# Stated task
Return each line holding the string "Number".
---------- Exercise materials
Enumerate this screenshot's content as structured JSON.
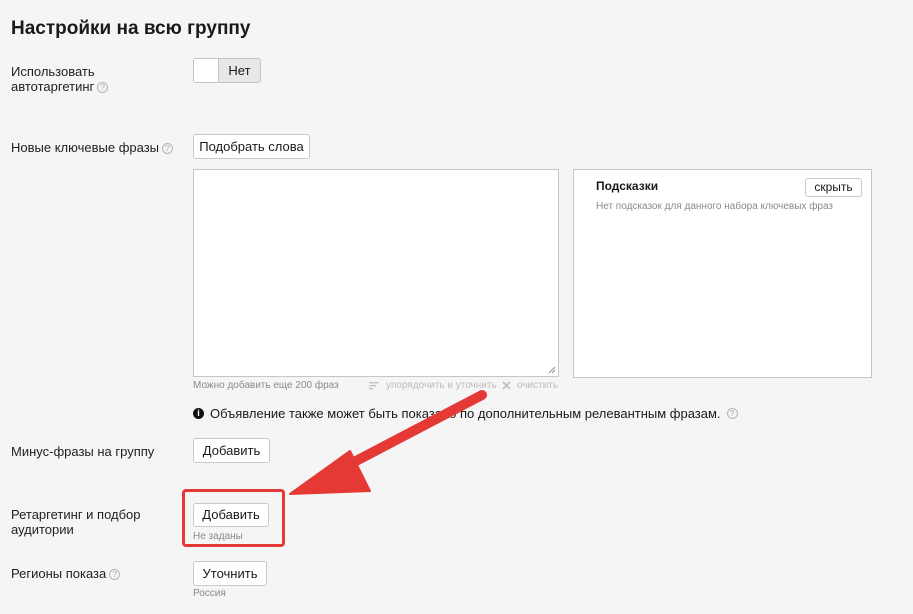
{
  "page_title": "Настройки на всю группу",
  "autotargeting": {
    "label_line1": "Использовать",
    "label_line2": "автотаргетинг",
    "toggle_value": "Нет"
  },
  "keywords": {
    "label": "Новые ключевые фразы",
    "pick_words_button": "Подобрать слова",
    "textarea_value": "",
    "counter_text": "Можно добавить еще 200 фраз",
    "sort_action": "упорядочить и уточнить",
    "clear_action": "очистить"
  },
  "hints_panel": {
    "title": "Подсказки",
    "hide_button": "скрыть",
    "empty_text": "Нет подсказок для данного набора ключевых фраз"
  },
  "notice": {
    "icon": "info-icon",
    "text": "Объявление также может быть показано по дополнительным релевантным фразам."
  },
  "minus_phrases": {
    "label": "Минус-фразы на группу",
    "add_button": "Добавить"
  },
  "retargeting": {
    "label_line1": "Ретаргетинг и подбор",
    "label_line2": "аудитории",
    "add_button": "Добавить",
    "status": "Не заданы"
  },
  "regions": {
    "label": "Регионы показа",
    "refine_button": "Уточнить",
    "value": "Россия"
  },
  "colors": {
    "annotation_red": "#e53935",
    "background": "#f5f5f5"
  }
}
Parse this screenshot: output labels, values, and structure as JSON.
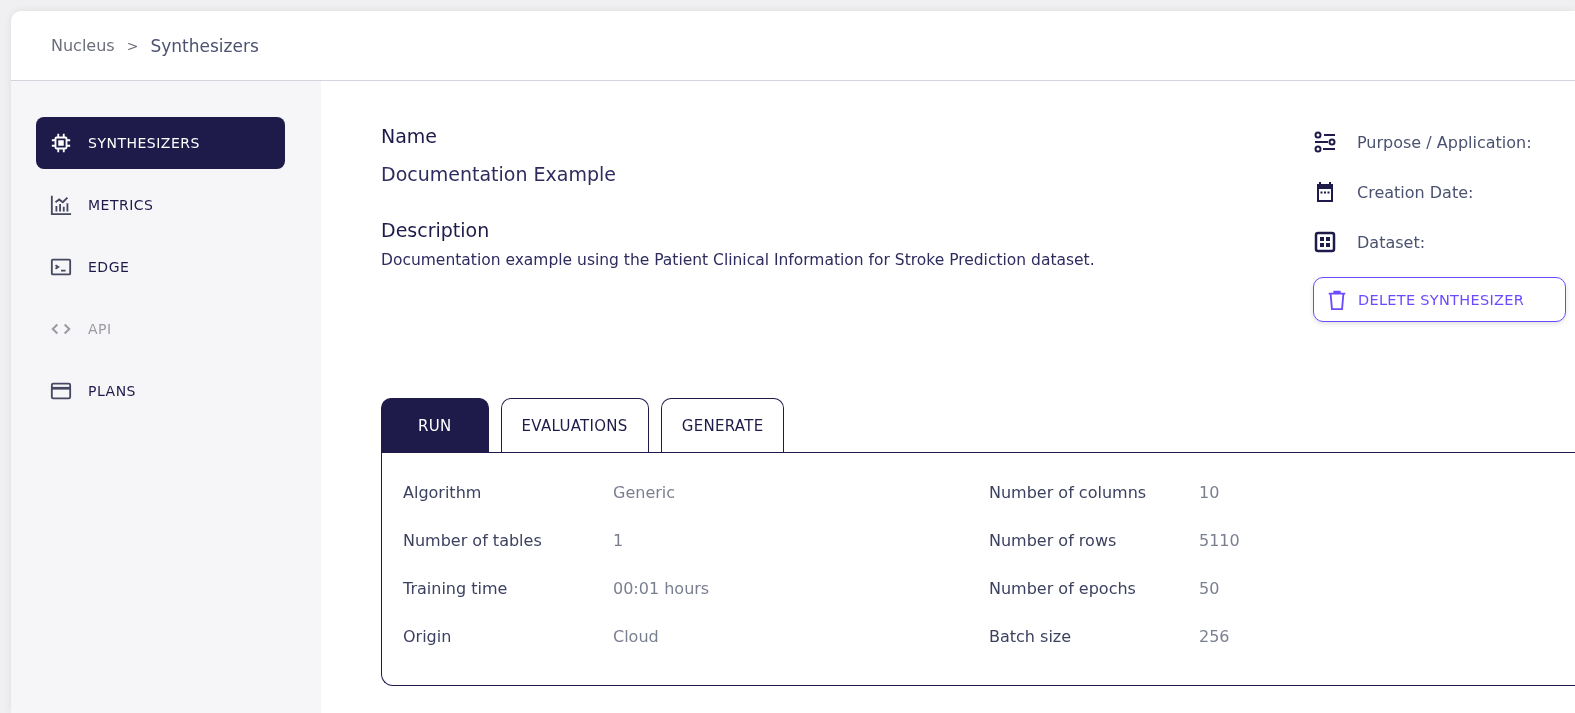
{
  "breadcrumb": {
    "items": [
      {
        "label": "Nucleus",
        "selected": false
      },
      {
        "label": "Synthesizers",
        "selected": true
      }
    ],
    "separator": ">"
  },
  "sidebar": {
    "items": [
      {
        "label": "SYNTHESIZERS",
        "kind": "chip",
        "selected": true,
        "disabled": false
      },
      {
        "label": "METRICS",
        "kind": "chart",
        "selected": false,
        "disabled": false
      },
      {
        "label": "EDGE",
        "kind": "terminal",
        "selected": false,
        "disabled": false
      },
      {
        "label": "API",
        "kind": "code",
        "selected": false,
        "disabled": true
      },
      {
        "label": "PLANS",
        "kind": "card",
        "selected": false,
        "disabled": false
      }
    ]
  },
  "details": {
    "name_label": "Name",
    "name": "Documentation Example",
    "description_label": "Description",
    "description": "Documentation example using the Patient Clinical Information for Stroke Prediction dataset."
  },
  "info": [
    {
      "kind": "purpose",
      "label": "Purpose / Application:"
    },
    {
      "kind": "date",
      "label": "Creation Date:"
    },
    {
      "kind": "dataset",
      "label": "Dataset:"
    }
  ],
  "delete_button": "DELETE SYNTHESIZER",
  "tabs": [
    {
      "label": "RUN",
      "selected": true
    },
    {
      "label": "EVALUATIONS",
      "selected": false
    },
    {
      "label": "GENERATE",
      "selected": false
    }
  ],
  "run": {
    "left": [
      {
        "label": "Algorithm",
        "value": "Generic"
      },
      {
        "label": "Number of tables",
        "value": "1"
      },
      {
        "label": "Training time",
        "value": "00:01 hours"
      },
      {
        "label": "Origin",
        "value": "Cloud"
      }
    ],
    "right": [
      {
        "label": "Number of columns",
        "value": "10"
      },
      {
        "label": "Number of rows",
        "value": "5110"
      },
      {
        "label": "Number of epochs",
        "value": "50"
      },
      {
        "label": "Batch size",
        "value": "256"
      }
    ]
  }
}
--------------------
# Full answer
        "label": "Number of tables",
        "label": "Number of columns",
        "label": "Number of rows",
        "label": "Number of epochs",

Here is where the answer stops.